— START Raw data —
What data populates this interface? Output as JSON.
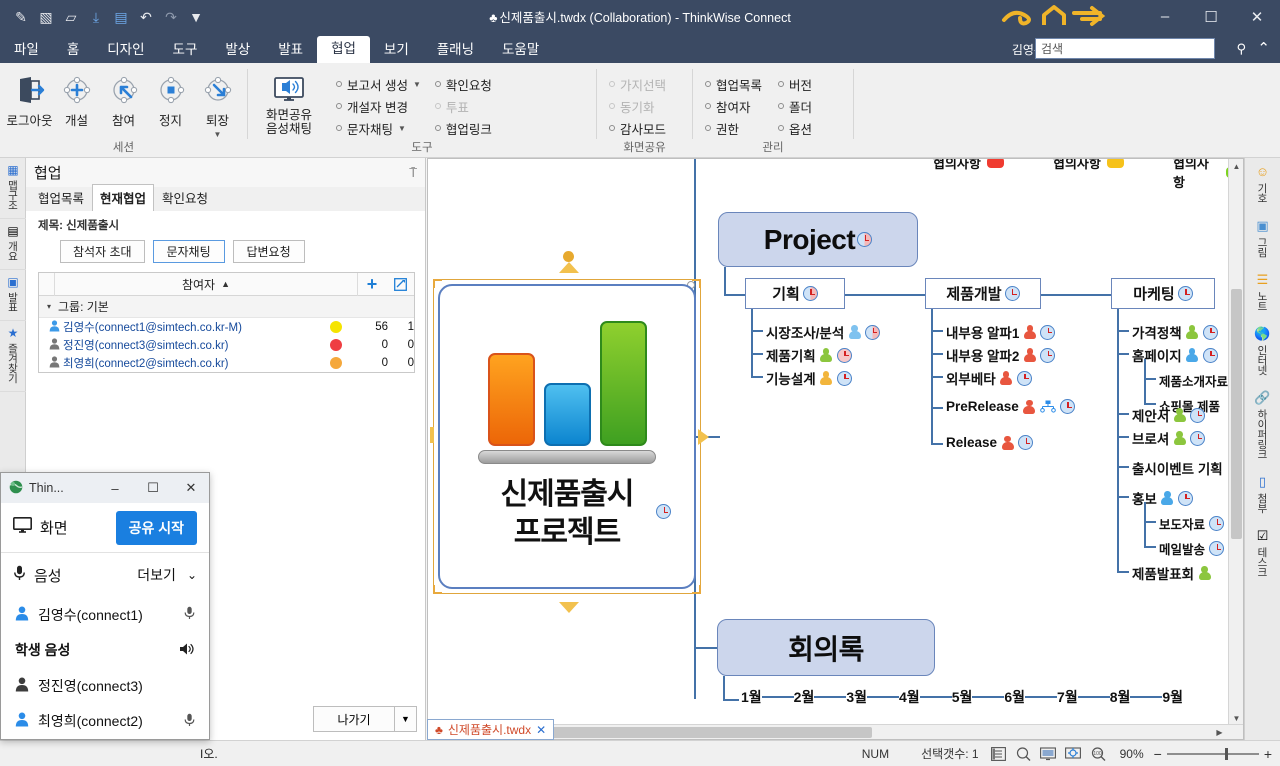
{
  "window": {
    "title": "신제품출시.twdx (Collaboration) - ThinkWise Connect",
    "spade": "♣",
    "minimize": "–",
    "maximize": "☐",
    "close": "✕"
  },
  "quick_access": [
    {
      "name": "pen-icon",
      "glyph": "✎"
    },
    {
      "name": "new-doc-icon",
      "glyph": "▧"
    },
    {
      "name": "open-folder-icon",
      "glyph": "▱"
    },
    {
      "name": "save-icon",
      "glyph": "⤓"
    },
    {
      "name": "present-icon",
      "glyph": "▤"
    },
    {
      "name": "undo-icon",
      "glyph": "↶"
    },
    {
      "name": "redo-icon",
      "glyph": "↷"
    },
    {
      "name": "customize-icon",
      "glyph": "▼"
    }
  ],
  "menubar": {
    "items": [
      {
        "label": "파일",
        "active": false
      },
      {
        "label": "홈",
        "active": false
      },
      {
        "label": "디자인",
        "active": false
      },
      {
        "label": "도구",
        "active": false
      },
      {
        "label": "발상",
        "active": false
      },
      {
        "label": "발표",
        "active": false
      },
      {
        "label": "협업",
        "active": true
      },
      {
        "label": "보기",
        "active": false
      },
      {
        "label": "플래닝",
        "active": false
      },
      {
        "label": "도움말",
        "active": false
      }
    ],
    "user": "김영수",
    "search_value": "검색",
    "search_icon": "⚲",
    "collapse_icon": "⌃"
  },
  "ribbon": {
    "groups": [
      {
        "label": "세션",
        "big_buttons": [
          {
            "label": "로그아웃",
            "icon": "logout-icon"
          },
          {
            "label": "개설",
            "icon": "create-session-icon"
          },
          {
            "label": "참여",
            "icon": "join-session-icon"
          },
          {
            "label": "정지",
            "icon": "stop-session-icon"
          },
          {
            "label": "퇴장",
            "icon": "leave-session-icon",
            "caret": true
          }
        ]
      },
      {
        "label": "도구",
        "screen_share_button": {
          "line1": "화면공유",
          "line2": "음성채팅",
          "icon": "screen-share-icon"
        },
        "small_buttons": [
          {
            "label": "보고서 생성",
            "caret": true,
            "disabled": false
          },
          {
            "label": "개설자 변경",
            "caret": false,
            "disabled": false
          },
          {
            "label": "문자채팅",
            "caret": true,
            "disabled": false
          },
          {
            "label": "확인요청",
            "caret": false,
            "disabled": false
          },
          {
            "label": "투표",
            "caret": false,
            "disabled": true
          },
          {
            "label": "협업링크",
            "caret": false,
            "disabled": false
          }
        ]
      },
      {
        "label": "화면공유",
        "small_buttons": [
          {
            "label": "가지선택",
            "caret": false,
            "disabled": true
          },
          {
            "label": "동기화",
            "caret": false,
            "disabled": true
          },
          {
            "label": "감사모드",
            "caret": false,
            "disabled": false
          }
        ]
      },
      {
        "label": "관리",
        "small_buttons": [
          {
            "label": "협업목록",
            "caret": false,
            "disabled": false
          },
          {
            "label": "참여자",
            "caret": false,
            "disabled": false
          },
          {
            "label": "권한",
            "caret": false,
            "disabled": false
          },
          {
            "label": "버전",
            "caret": false,
            "disabled": false
          },
          {
            "label": "폴더",
            "caret": false,
            "disabled": false
          },
          {
            "label": "옵션",
            "caret": false,
            "disabled": false
          }
        ]
      }
    ]
  },
  "left_strip": {
    "tabs": [
      {
        "label": "맵구조",
        "icon": "map-structure-icon",
        "glyph": "▦",
        "color": "#2b6fd0"
      },
      {
        "label": "개요",
        "icon": "outline-icon",
        "glyph": "▤",
        "color": "#444"
      },
      {
        "label": "발표",
        "icon": "presentation-icon",
        "glyph": "▣",
        "color": "#2b6fd0"
      },
      {
        "label": "즐겨찾기",
        "icon": "favorites-icon",
        "glyph": "★",
        "color": "#2b6fd0"
      }
    ]
  },
  "collab_panel": {
    "title": "협업",
    "pin_icon": "⍑",
    "tabs": [
      {
        "label": "협업목록",
        "active": false
      },
      {
        "label": "현재협업",
        "active": true
      },
      {
        "label": "확인요청",
        "active": false
      }
    ],
    "subject": "제목: 신제품출시",
    "buttons": [
      {
        "label": "참석자 초대",
        "focus": false
      },
      {
        "label": "문자채팅",
        "focus": true
      },
      {
        "label": "답변요청",
        "focus": false
      }
    ],
    "grid": {
      "header": "참여자",
      "sort_arrow": "▲",
      "add_icon": "+",
      "edit_icon": "✎",
      "group_label": "그룹: 기본",
      "rows": [
        {
          "name": "김영수(connect1@simtech.co.kr-M)",
          "status_color": "#f5e400",
          "col1": "56",
          "col2": "1",
          "avatar_color": "#3d9ae8"
        },
        {
          "name": "정진영(connect3@simtech.co.kr)",
          "status_color": "#ef3e42",
          "col1": "0",
          "col2": "0",
          "avatar_color": "#777777"
        },
        {
          "name": "최영희(connect2@simtech.co.kr)",
          "status_color": "#f5a83c",
          "col1": "0",
          "col2": "0",
          "avatar_color": "#777777"
        }
      ]
    },
    "exit_button": "나가기",
    "exit_caret": "▼"
  },
  "share_dialog": {
    "app_icon": "🌐",
    "title": "Thin...",
    "minimize": "–",
    "maximize": "☐",
    "close": "✕",
    "screen_label": "화면",
    "screen_icon": "⎕",
    "share_button": "공유 시작",
    "voice_label": "음성",
    "mic_icon": "🎤",
    "more_label": "더보기",
    "more_caret": "⌄",
    "users": [
      {
        "name": "김영수(connect1)",
        "bold": false,
        "avatar_color": "#2b8ce8",
        "trailing_icon": "mic-icon",
        "trailing_glyph": "🎤"
      },
      {
        "name": "학생 음성",
        "bold": true,
        "avatar_color": "",
        "trailing_icon": "speaker-icon",
        "trailing_glyph": "🔊"
      },
      {
        "name": "정진영(connect3)",
        "bold": false,
        "avatar_color": "#3c3c3c",
        "trailing_icon": "",
        "trailing_glyph": ""
      },
      {
        "name": "최영희(connect2)",
        "bold": false,
        "avatar_color": "#2b8ce8",
        "trailing_icon": "mic-icon",
        "trailing_glyph": "🎤"
      }
    ]
  },
  "mindmap": {
    "central_node": {
      "line1": "신제품출시",
      "line2": "프로젝트",
      "icon": "bar-chart-icon"
    },
    "project_node": "Project",
    "minutes_node": "회의록",
    "branches": [
      {
        "title": "기획",
        "clock": "half",
        "children": [
          {
            "label": "시장조사/분석",
            "person": "#7fc2ef",
            "clock": "half"
          },
          {
            "label": "제품기획",
            "person": "#8cc63e",
            "clock": "r"
          },
          {
            "label": "기능설계",
            "person": "#f2b53c",
            "clock": "normal"
          }
        ]
      },
      {
        "title": "제품개발",
        "clock": "normal",
        "children": [
          {
            "label": "내부용 알파1",
            "person": "#e8563f",
            "clock": "normal"
          },
          {
            "label": "내부용 알파2",
            "person": "#e8563f",
            "clock": "normal"
          },
          {
            "label": "외부베타",
            "person": "#e8563f",
            "clock": "normal"
          },
          {
            "label": "PreRelease",
            "person": "#e8563f",
            "clock": "normal",
            "extra_icon": "network-icon"
          },
          {
            "label": "Release",
            "person": "#e8563f",
            "clock": "normal"
          }
        ]
      },
      {
        "title": "마케팅",
        "clock": "normal",
        "children": [
          {
            "label": "가격정책",
            "person": "#8cc63e",
            "clock": "normal"
          },
          {
            "label": "홈페이지",
            "person": "#4aa8e8",
            "clock": "normal",
            "subs": [
              {
                "label": "제품소개자료"
              },
              {
                "label": "쇼핑몰 제품"
              }
            ]
          },
          {
            "label": "제안서",
            "person": "#8cc63e",
            "clock": "normal"
          },
          {
            "label": "브로셔",
            "person": "#8cc63e",
            "clock": "normal"
          },
          {
            "label": "출시이벤트 기획"
          },
          {
            "label": "홍보",
            "person": "#4aa8e8",
            "clock": "normal",
            "subs": [
              {
                "label": "보도자료"
              },
              {
                "label": "메일발송"
              }
            ]
          },
          {
            "label": "제품발표회",
            "person": "#8cc63e"
          }
        ]
      }
    ],
    "cut_nodes": [
      {
        "label": "협의사항",
        "color": "#f03b30"
      },
      {
        "label": "협의사항",
        "color": "#f6c21a"
      },
      {
        "label": "협의사항",
        "color": "#7ed321"
      }
    ],
    "timeline_months": [
      "1월",
      "2월",
      "3월",
      "4월",
      "5월",
      "6월",
      "7월",
      "8월",
      "9월"
    ]
  },
  "right_strip": {
    "tabs": [
      {
        "label": "기호",
        "icon": "emoji-icon",
        "glyph": "☺",
        "color": "#e8a020"
      },
      {
        "label": "그림",
        "icon": "picture-icon",
        "glyph": "▣",
        "color": "#4a8fd0"
      },
      {
        "label": "노트",
        "icon": "note-icon",
        "glyph": "≡",
        "color": "#e8a020"
      },
      {
        "label": "인터넷",
        "icon": "internet-icon",
        "glyph": "⊕",
        "color": "#2b6fd0"
      },
      {
        "label": "하이퍼링크",
        "icon": "hyperlink-icon",
        "glyph": "⚭",
        "color": "#2b6fd0"
      },
      {
        "label": "첨부",
        "icon": "attachment-icon",
        "glyph": "▭",
        "color": "#2b6fd0"
      },
      {
        "label": "테스크",
        "icon": "task-icon",
        "glyph": "☑",
        "color": "#444"
      }
    ]
  },
  "doc_tab": {
    "spade": "♣",
    "label": "신제품출시.twdx",
    "close": "✕"
  },
  "statusbar": {
    "hint": "I오.",
    "num_lock": "NUM",
    "selection": "선택갯수: 1",
    "view_icons": [
      {
        "name": "outline-view-icon",
        "glyph": "▤"
      },
      {
        "name": "zoom-out-view-icon",
        "glyph": "⚲"
      },
      {
        "name": "presentation-view-icon",
        "glyph": "▣"
      },
      {
        "name": "fit-view-icon",
        "glyph": "⌘"
      },
      {
        "name": "zoom-100-icon",
        "glyph": "◎"
      }
    ],
    "zoom_level": "90%",
    "zoom_minus": "−",
    "zoom_plus": "+"
  }
}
— END Raw data —
> Given request
Gather up the lines containing the word "simtech" from these records and copy them.

> Problem solution
          "name": "김영수(connect1@simtech.co.kr-M)",
          "name": "정진영(connect3@simtech.co.kr)",
          "name": "최영희(connect2@simtech.co.kr)",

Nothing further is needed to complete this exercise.